[Collected data]
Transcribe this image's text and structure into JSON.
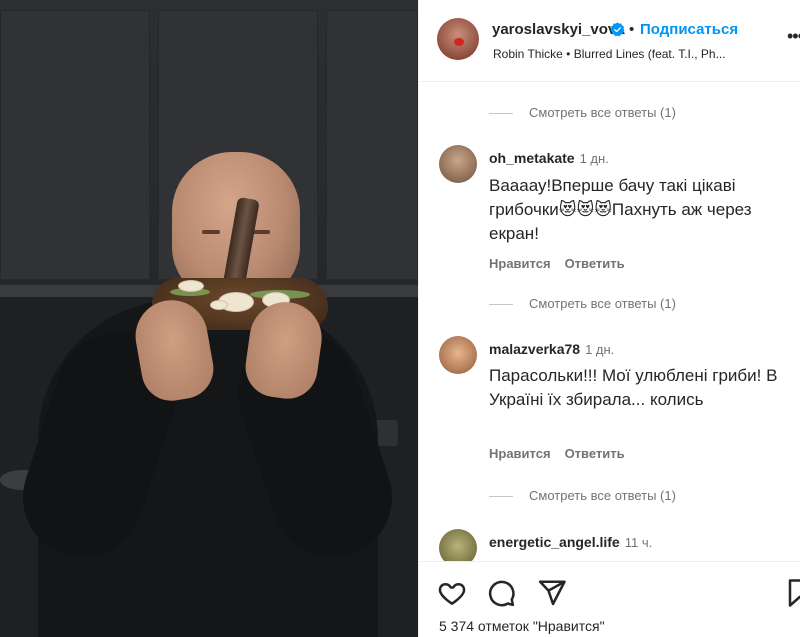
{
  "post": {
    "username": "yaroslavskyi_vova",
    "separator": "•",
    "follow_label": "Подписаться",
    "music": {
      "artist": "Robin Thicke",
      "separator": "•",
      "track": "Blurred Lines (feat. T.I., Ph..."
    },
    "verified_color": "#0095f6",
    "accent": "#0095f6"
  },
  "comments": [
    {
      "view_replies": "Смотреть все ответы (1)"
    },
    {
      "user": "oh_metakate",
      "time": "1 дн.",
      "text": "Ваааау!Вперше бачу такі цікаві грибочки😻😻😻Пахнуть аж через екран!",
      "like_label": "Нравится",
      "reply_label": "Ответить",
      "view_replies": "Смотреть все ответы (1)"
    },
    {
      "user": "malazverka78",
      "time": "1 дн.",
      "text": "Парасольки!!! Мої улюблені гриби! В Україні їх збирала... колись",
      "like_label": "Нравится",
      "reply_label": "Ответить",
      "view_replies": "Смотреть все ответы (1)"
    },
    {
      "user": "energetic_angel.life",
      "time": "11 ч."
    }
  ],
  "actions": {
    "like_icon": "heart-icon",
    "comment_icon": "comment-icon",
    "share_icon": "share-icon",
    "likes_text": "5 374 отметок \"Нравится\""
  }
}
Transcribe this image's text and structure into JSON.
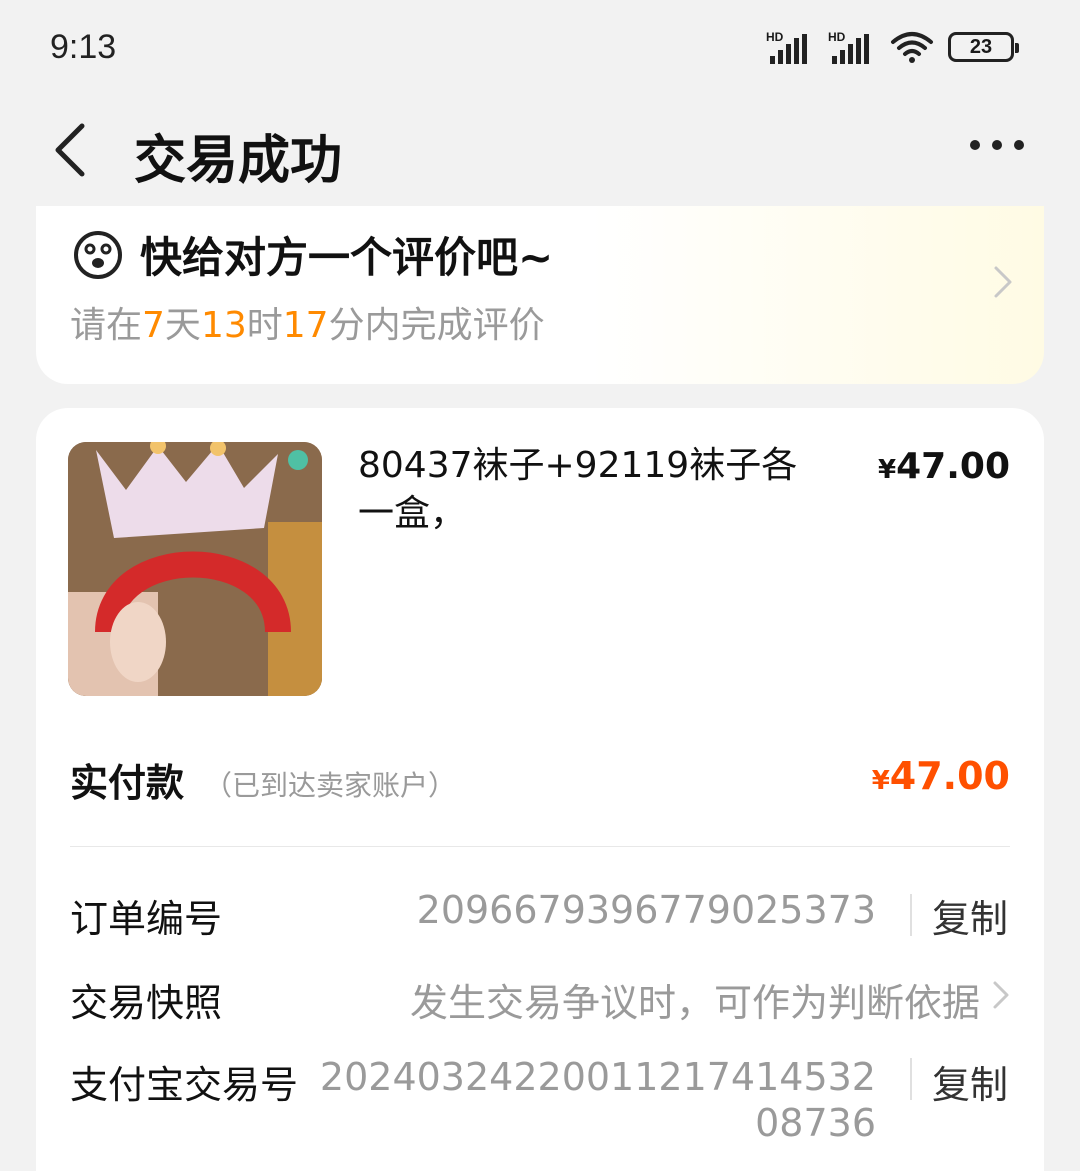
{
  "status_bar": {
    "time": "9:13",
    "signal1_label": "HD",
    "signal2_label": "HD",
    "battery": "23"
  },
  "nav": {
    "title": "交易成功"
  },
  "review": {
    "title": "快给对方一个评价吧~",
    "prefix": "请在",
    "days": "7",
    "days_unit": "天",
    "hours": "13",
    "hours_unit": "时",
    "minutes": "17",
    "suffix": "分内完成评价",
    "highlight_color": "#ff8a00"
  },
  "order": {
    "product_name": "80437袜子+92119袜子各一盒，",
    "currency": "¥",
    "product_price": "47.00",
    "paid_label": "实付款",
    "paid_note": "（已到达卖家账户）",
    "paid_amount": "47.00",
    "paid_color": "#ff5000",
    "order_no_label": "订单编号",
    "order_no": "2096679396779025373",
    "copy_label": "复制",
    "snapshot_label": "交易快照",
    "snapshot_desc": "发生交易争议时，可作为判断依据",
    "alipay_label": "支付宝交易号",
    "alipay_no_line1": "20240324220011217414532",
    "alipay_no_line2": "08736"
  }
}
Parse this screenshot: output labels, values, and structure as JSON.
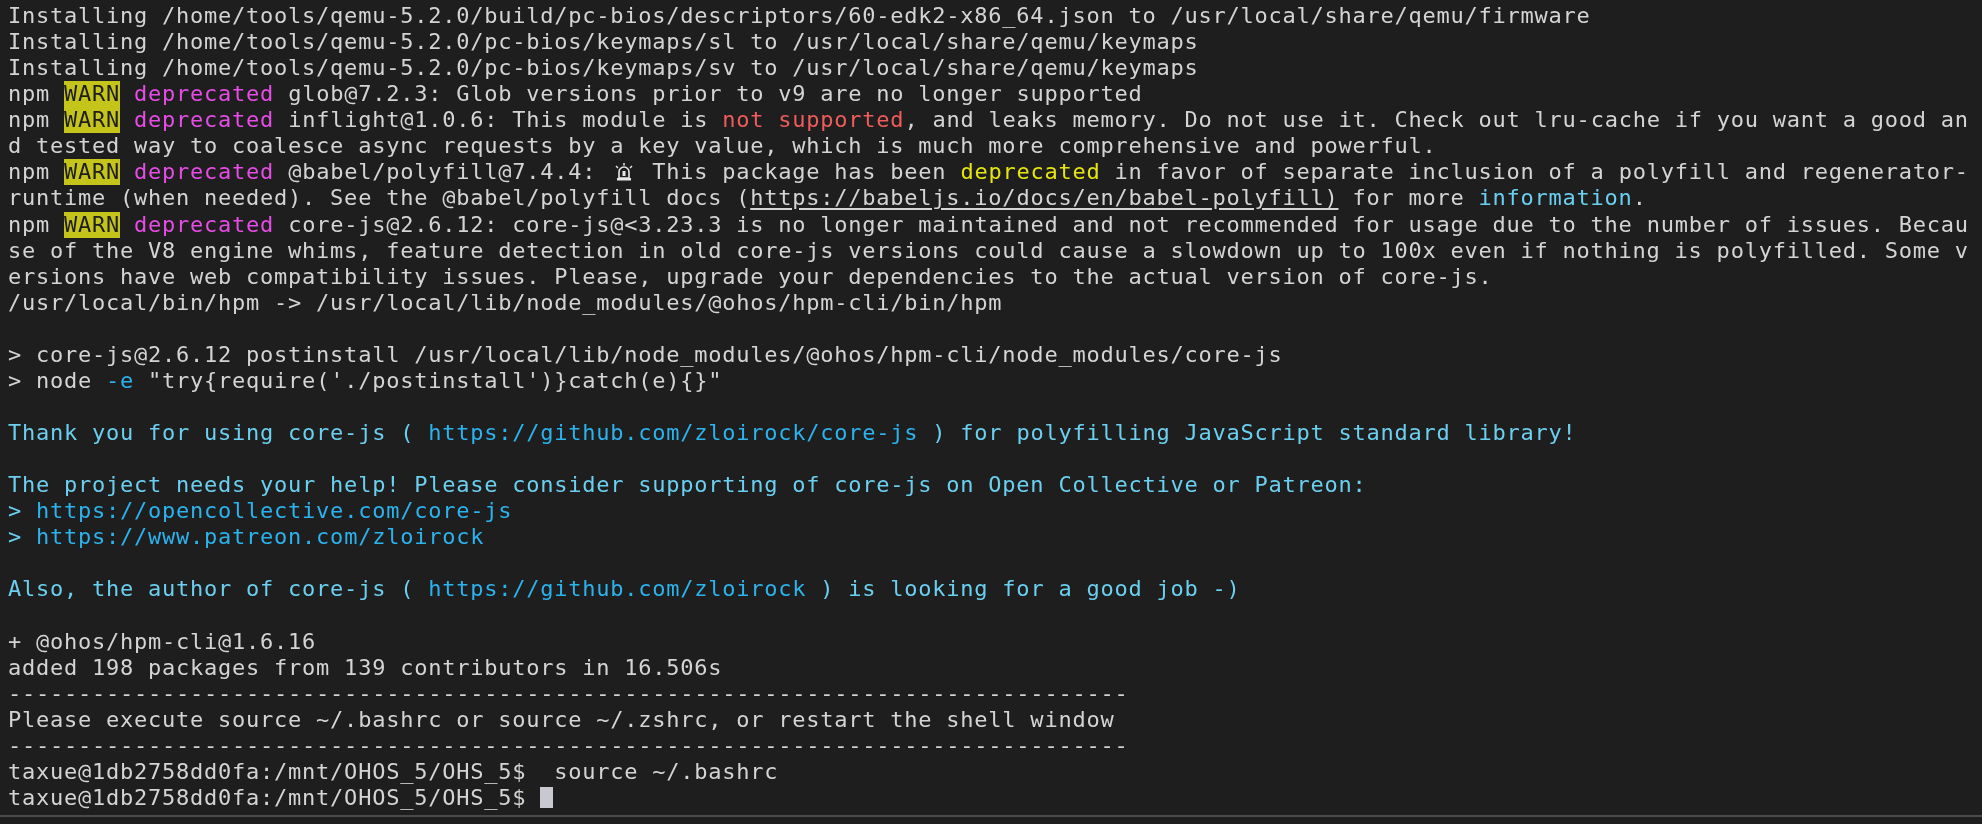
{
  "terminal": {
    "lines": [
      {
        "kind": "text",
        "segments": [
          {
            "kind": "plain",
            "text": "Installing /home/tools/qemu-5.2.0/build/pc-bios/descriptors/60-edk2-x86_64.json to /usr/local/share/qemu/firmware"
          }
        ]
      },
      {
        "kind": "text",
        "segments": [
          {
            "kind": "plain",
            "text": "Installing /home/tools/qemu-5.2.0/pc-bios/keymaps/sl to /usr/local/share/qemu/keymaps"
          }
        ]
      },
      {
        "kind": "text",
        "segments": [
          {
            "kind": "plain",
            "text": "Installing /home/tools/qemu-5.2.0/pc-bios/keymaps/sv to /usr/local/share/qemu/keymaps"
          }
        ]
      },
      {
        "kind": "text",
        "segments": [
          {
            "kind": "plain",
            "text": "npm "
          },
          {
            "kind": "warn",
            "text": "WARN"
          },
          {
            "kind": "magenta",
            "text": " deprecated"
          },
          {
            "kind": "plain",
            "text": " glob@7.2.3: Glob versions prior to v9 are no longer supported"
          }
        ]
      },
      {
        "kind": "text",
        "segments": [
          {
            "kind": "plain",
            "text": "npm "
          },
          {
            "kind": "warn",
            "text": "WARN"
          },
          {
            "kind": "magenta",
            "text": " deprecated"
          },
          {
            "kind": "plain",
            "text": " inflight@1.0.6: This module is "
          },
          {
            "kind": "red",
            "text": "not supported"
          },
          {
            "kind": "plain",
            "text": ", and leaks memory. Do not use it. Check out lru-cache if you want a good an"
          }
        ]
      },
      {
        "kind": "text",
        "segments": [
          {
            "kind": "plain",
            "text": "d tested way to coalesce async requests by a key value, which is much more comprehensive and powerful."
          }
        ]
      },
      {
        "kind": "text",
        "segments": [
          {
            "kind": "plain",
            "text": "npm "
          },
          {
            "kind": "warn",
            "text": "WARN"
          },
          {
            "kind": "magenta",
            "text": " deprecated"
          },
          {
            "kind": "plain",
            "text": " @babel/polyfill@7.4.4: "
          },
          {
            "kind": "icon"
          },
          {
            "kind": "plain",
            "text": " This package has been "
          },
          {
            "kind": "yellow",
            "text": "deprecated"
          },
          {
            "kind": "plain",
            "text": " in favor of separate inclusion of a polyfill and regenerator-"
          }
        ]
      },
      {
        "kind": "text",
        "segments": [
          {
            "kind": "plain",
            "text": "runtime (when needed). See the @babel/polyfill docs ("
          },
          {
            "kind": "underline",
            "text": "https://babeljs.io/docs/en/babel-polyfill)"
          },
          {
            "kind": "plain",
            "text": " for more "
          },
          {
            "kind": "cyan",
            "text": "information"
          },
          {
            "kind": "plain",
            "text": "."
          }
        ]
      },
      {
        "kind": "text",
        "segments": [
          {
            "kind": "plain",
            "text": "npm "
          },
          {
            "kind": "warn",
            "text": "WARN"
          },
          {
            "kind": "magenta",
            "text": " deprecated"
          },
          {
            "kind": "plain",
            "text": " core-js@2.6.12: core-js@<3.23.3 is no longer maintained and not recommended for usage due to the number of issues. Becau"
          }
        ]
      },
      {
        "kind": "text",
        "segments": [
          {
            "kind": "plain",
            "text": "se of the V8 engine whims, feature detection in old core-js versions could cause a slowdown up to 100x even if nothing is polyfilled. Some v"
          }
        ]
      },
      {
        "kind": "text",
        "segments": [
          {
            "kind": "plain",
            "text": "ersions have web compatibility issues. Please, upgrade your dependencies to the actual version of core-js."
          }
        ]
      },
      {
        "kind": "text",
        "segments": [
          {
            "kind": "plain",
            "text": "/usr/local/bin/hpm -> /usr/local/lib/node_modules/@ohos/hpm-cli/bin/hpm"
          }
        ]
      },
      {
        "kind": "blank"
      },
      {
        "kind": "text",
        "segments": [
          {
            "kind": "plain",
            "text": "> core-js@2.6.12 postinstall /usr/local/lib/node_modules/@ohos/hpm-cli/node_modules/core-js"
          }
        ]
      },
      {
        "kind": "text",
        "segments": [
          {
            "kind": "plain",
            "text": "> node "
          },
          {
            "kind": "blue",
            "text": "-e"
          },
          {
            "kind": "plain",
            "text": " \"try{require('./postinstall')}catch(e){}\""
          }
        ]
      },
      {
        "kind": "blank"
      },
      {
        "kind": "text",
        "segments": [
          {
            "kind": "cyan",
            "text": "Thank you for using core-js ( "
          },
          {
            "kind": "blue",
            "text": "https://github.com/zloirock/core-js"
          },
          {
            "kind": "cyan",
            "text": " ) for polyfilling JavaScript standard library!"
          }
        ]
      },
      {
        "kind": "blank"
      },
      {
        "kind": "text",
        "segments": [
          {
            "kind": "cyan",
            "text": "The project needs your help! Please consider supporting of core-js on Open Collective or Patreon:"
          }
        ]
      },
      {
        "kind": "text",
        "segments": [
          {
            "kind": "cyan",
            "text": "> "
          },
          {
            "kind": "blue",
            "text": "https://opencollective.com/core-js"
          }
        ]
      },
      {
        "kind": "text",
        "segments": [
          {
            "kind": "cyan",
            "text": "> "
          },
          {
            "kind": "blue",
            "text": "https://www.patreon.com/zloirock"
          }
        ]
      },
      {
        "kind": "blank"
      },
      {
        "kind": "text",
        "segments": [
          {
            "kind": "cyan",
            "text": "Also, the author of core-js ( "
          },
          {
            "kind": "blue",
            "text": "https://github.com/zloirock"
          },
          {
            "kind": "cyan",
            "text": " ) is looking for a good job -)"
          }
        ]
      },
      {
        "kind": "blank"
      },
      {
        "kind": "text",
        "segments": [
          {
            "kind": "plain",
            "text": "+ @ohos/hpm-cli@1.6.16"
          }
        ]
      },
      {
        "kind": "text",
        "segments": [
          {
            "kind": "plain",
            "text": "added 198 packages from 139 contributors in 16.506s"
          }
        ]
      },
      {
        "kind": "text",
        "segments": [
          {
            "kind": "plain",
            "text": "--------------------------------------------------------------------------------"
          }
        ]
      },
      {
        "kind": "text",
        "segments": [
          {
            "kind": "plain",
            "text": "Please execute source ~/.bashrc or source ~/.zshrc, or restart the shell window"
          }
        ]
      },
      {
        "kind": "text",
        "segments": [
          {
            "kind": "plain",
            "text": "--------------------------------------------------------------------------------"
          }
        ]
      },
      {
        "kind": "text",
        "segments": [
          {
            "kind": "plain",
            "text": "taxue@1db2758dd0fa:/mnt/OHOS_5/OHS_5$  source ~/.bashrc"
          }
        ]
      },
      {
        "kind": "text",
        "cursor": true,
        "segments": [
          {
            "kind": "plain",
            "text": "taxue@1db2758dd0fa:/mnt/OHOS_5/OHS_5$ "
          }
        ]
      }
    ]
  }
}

**WHAT NEEDS TO BE DONE**
Copy, from the material above, each line in which the string "core" occurs.

**COMPLETE OUTPUT**
            "text": " core-js@2.6.12: core-js@<3.23.3 is no longer maintained and not recommended for usage due to the number of issues. Becau"
            "text": "se of the V8 engine whims, feature detection in old core-js versions could cause a slowdown up to 100x even if nothing is polyfilled. Some v"
            "text": "ersions have web compatibility issues. Please, upgrade your dependencies to the actual version of core-js."
            "text": "> core-js@2.6.12 postinstall /usr/local/lib/node_modules/@ohos/hpm-cli/node_modules/core-js"
            "text": "Thank you for using core-js ( "
            "text": "https://github.com/zloirock/core-js"
            "text": "The project needs your help! Please consider supporting of core-js on Open Collective or Patreon:"
            "text": "https://opencollective.com/core-js"
            "text": "Also, the author of core-js ( "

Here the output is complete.